Task requirements:
Recast the material as a numbered list, from its first line through the line containing "unit-cell: C-6 — [681, 519, 697, 549]", inclusive, leaving out any blank lines.

— start —

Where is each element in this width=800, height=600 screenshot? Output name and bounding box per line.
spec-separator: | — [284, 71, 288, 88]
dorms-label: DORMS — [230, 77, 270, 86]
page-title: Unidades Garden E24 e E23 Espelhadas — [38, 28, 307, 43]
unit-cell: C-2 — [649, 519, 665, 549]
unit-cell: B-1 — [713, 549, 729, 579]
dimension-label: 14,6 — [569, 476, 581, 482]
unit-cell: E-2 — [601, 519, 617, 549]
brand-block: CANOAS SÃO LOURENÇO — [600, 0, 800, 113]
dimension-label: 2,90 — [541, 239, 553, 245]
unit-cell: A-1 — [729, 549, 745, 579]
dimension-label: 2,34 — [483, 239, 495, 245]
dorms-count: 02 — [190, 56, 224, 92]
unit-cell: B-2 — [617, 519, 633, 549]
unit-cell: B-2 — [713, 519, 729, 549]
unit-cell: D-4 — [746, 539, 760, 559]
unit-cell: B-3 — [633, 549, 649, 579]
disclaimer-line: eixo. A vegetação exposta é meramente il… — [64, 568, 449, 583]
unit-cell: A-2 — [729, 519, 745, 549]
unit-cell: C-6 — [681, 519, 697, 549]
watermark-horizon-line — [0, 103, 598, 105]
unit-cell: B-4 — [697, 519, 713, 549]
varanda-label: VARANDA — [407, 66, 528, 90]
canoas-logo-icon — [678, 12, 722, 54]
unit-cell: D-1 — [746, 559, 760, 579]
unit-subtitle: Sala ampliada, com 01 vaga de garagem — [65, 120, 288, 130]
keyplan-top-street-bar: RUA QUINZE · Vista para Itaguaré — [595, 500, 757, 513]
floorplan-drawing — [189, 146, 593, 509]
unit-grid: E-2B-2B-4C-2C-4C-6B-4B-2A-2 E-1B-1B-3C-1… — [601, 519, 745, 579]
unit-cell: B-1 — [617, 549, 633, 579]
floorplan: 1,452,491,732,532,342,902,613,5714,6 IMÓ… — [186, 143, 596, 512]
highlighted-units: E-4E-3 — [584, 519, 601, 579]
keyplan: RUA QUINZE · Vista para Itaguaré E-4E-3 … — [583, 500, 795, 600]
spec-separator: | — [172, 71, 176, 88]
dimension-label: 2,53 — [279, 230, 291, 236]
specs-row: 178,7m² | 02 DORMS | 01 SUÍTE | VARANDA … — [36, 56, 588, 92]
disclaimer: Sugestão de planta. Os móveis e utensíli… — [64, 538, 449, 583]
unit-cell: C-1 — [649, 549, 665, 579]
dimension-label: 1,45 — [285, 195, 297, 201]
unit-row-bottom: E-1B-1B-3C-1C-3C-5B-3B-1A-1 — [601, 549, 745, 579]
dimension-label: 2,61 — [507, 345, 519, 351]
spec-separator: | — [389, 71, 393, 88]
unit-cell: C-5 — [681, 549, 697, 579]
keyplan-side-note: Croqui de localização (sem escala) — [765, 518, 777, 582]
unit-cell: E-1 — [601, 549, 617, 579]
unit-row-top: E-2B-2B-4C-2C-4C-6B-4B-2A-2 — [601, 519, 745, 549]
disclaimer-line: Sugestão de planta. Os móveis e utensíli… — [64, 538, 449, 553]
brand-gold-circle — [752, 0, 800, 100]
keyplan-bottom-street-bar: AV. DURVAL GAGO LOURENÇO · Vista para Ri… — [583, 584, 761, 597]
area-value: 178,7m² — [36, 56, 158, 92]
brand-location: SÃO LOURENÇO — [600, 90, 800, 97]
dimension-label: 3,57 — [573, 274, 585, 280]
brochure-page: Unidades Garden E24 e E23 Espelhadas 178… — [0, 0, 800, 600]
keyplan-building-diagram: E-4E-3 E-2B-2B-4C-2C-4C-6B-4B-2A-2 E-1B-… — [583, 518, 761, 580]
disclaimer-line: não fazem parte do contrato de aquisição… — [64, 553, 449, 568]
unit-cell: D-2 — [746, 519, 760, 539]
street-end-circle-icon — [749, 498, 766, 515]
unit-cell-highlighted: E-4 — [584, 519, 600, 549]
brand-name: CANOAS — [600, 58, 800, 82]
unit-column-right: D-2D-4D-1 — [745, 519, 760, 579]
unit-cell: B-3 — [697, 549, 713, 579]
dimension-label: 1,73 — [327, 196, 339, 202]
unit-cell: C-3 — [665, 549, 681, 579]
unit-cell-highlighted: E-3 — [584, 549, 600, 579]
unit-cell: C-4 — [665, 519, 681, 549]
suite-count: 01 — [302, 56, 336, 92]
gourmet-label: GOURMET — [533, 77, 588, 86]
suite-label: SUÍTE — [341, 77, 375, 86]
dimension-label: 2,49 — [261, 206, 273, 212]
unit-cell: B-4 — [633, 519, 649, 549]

— end —

Response below:
1. Where is each element in this width=800, height=600 screenshot? Output name and bounding box per line.
2. spec-separator: | — [284, 71, 288, 88]
3. dorms-label: DORMS — [230, 77, 270, 86]
4. page-title: Unidades Garden E24 e E23 Espelhadas — [38, 28, 307, 43]
5. unit-cell: C-2 — [649, 519, 665, 549]
6. unit-cell: B-1 — [713, 549, 729, 579]
7. dimension-label: 14,6 — [569, 476, 581, 482]
8. unit-cell: E-2 — [601, 519, 617, 549]
9. brand-block: CANOAS SÃO LOURENÇO — [600, 0, 800, 113]
10. dimension-label: 2,90 — [541, 239, 553, 245]
11. unit-cell: A-1 — [729, 549, 745, 579]
12. dimension-label: 2,34 — [483, 239, 495, 245]
13. dorms-count: 02 — [190, 56, 224, 92]
14. unit-cell: B-2 — [617, 519, 633, 549]
15. unit-cell: B-2 — [713, 519, 729, 549]
16. unit-cell: D-4 — [746, 539, 760, 559]
17. unit-cell: B-3 — [633, 549, 649, 579]
18. disclaimer-line: eixo. A vegetação exposta é meramente il… — [64, 568, 449, 583]
19. unit-cell: A-2 — [729, 519, 745, 549]
20. unit-cell: C-6 — [681, 519, 697, 549]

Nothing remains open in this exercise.